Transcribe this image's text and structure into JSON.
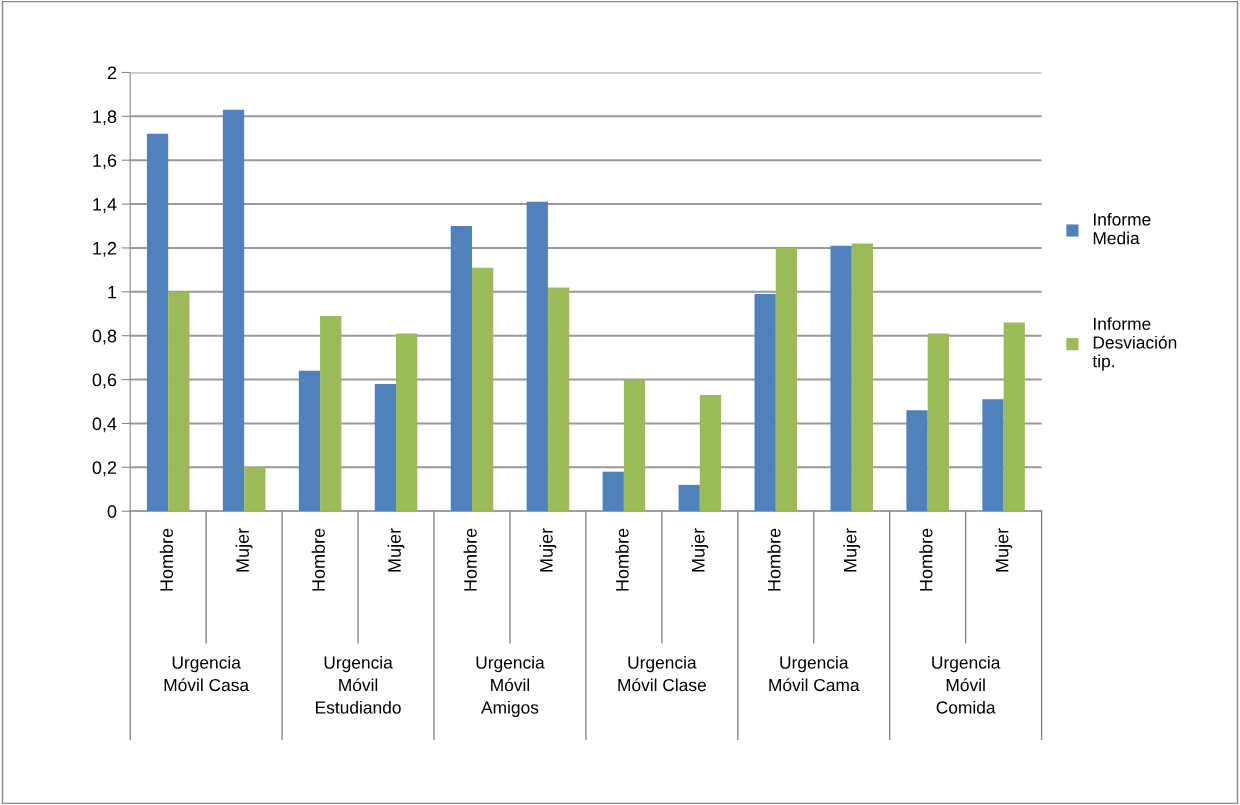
{
  "chart_data": {
    "type": "bar",
    "categories": [
      "Hombre",
      "Mujer",
      "Hombre",
      "Mujer",
      "Hombre",
      "Mujer",
      "Hombre",
      "Mujer",
      "Hombre",
      "Mujer",
      "Hombre",
      "Mujer"
    ],
    "series": [
      {
        "name": "Informe Media",
        "color": "#4f81bd",
        "values": [
          1.72,
          1.83,
          0.64,
          0.58,
          1.3,
          1.41,
          0.18,
          0.12,
          0.99,
          1.21,
          0.46,
          0.51
        ]
      },
      {
        "name": "Informe Desviación tip.",
        "color": "#9bbb59",
        "values": [
          1.0,
          0.2,
          0.89,
          0.81,
          1.11,
          1.02,
          0.6,
          0.53,
          1.2,
          1.22,
          0.81,
          0.86
        ]
      }
    ],
    "annotations": [
      "Urgencia Móvil Casa",
      "Urgencia Móvil Estudiando",
      "Urgencia Móvil Amigos",
      "Urgencia Móvil Clase",
      "Urgencia Móvil Cama",
      "Urgencia Móvil Comida"
    ],
    "ylim": [
      0,
      2
    ],
    "yticks": [
      {
        "value": 0,
        "label": "0"
      },
      {
        "value": 0.2,
        "label": "0,2"
      },
      {
        "value": 0.4,
        "label": "0,4"
      },
      {
        "value": 0.6,
        "label": "0,6"
      },
      {
        "value": 0.8,
        "label": "0,8"
      },
      {
        "value": 1,
        "label": "1"
      },
      {
        "value": 1.2,
        "label": "1,2"
      },
      {
        "value": 1.4,
        "label": "1,4"
      },
      {
        "value": 1.6,
        "label": "1,6"
      },
      {
        "value": 1.8,
        "label": "1,8"
      },
      {
        "value": 2,
        "label": "2"
      }
    ],
    "grid": "y",
    "legend": "right"
  }
}
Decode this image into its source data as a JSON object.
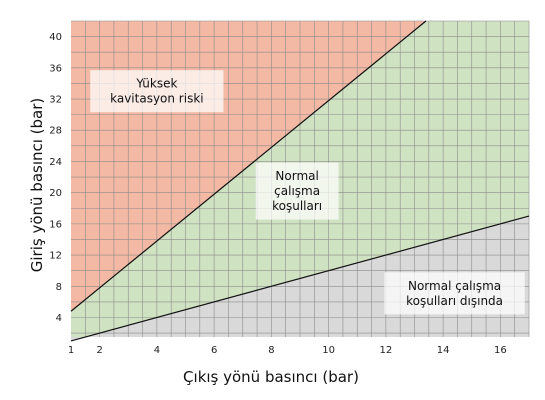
{
  "chart_data": {
    "type": "area",
    "xlabel": "Çıkış yönü basıncı (bar)",
    "ylabel": "Giriş yönü basıncı (bar)",
    "xlim": [
      1,
      17
    ],
    "ylim": [
      1.5,
      42
    ],
    "x_ticks": [
      1,
      2,
      4,
      6,
      8,
      10,
      12,
      14,
      16
    ],
    "y_ticks": [
      4,
      8,
      12,
      16,
      20,
      24,
      28,
      32,
      36,
      40
    ],
    "grid": true,
    "lines": [
      {
        "points": [
          [
            1,
            4.8
          ],
          [
            13.4,
            42
          ]
        ]
      },
      {
        "points": [
          [
            1,
            1
          ],
          [
            17,
            17
          ]
        ]
      }
    ],
    "regions": [
      {
        "label_lines": [
          "Yüksek",
          "kavitasyon riski"
        ],
        "color": "#f3b9a4",
        "label_at": [
          4,
          33
        ]
      },
      {
        "label_lines": [
          "Normal",
          "çalışma",
          "koşulları"
        ],
        "color": "#cfe2c2",
        "label_at": [
          8.9,
          20.2
        ]
      },
      {
        "label_lines": [
          "Normal çalışma",
          "koşulları dışında"
        ],
        "color": "#d9d9d9",
        "label_at": [
          14.4,
          7.1
        ]
      }
    ],
    "line_color": "#111111",
    "grid_color": "#8c8c8c",
    "label_box_color": "#ffffff"
  }
}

---

# Short exercise
Find the word "JSON" in the data and show each line that holds it.

# Worked solution
Transcribe this image's text and structure into JSON.
Decode this image into its source data as a JSON object.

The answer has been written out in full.